● **Written task**: Copy out, word for word, the items below from the very first line through the line that contains "legend: Dense QFT", keeping both ends.

● **Supplied records**:
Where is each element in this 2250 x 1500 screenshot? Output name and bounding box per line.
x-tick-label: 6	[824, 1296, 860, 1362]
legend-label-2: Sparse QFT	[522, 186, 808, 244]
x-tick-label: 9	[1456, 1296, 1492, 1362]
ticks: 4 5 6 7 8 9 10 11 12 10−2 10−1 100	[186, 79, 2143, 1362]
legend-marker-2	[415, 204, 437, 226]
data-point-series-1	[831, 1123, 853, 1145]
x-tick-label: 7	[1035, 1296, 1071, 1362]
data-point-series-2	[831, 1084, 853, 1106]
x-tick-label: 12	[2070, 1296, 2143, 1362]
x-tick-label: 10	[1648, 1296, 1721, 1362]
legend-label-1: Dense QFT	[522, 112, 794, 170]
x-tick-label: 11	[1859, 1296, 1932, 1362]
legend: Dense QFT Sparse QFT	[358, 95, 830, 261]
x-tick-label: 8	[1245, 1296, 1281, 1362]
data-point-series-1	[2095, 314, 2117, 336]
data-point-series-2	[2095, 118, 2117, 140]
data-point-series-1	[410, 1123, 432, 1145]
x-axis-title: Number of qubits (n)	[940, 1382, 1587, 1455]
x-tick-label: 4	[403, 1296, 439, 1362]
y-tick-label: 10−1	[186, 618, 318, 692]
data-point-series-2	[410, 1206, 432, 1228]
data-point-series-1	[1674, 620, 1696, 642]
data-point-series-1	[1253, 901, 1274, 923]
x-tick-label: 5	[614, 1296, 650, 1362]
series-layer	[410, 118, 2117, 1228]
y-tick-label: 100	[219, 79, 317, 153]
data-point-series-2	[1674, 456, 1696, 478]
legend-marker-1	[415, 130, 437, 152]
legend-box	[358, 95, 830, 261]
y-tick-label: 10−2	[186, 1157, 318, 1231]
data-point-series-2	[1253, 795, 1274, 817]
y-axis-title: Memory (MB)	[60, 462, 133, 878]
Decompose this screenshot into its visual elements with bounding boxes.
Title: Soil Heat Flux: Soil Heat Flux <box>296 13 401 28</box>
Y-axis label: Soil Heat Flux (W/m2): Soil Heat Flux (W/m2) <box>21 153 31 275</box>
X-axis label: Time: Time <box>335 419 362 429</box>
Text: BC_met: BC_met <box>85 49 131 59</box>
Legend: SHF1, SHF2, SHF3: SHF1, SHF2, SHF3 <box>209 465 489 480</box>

● **The response**:
Where is each element in this 2250 x 1500 screenshot? Output name and bounding box per line.
x-tick-label: 6	[824, 1296, 860, 1362]
legend-label-2: Sparse QFT	[522, 186, 808, 244]
x-tick-label: 9	[1456, 1296, 1492, 1362]
ticks: 4 5 6 7 8 9 10 11 12 10−2 10−1 100	[186, 79, 2143, 1362]
legend-marker-2	[415, 204, 437, 226]
data-point-series-1	[831, 1123, 853, 1145]
x-tick-label: 7	[1035, 1296, 1071, 1362]
data-point-series-2	[831, 1084, 853, 1106]
x-tick-label: 12	[2070, 1296, 2143, 1362]
x-tick-label: 10	[1648, 1296, 1721, 1362]
legend-label-1: Dense QFT	[522, 112, 794, 170]
x-tick-label: 11	[1859, 1296, 1932, 1362]
legend: Dense QFT Sparse QFT	[358, 95, 830, 261]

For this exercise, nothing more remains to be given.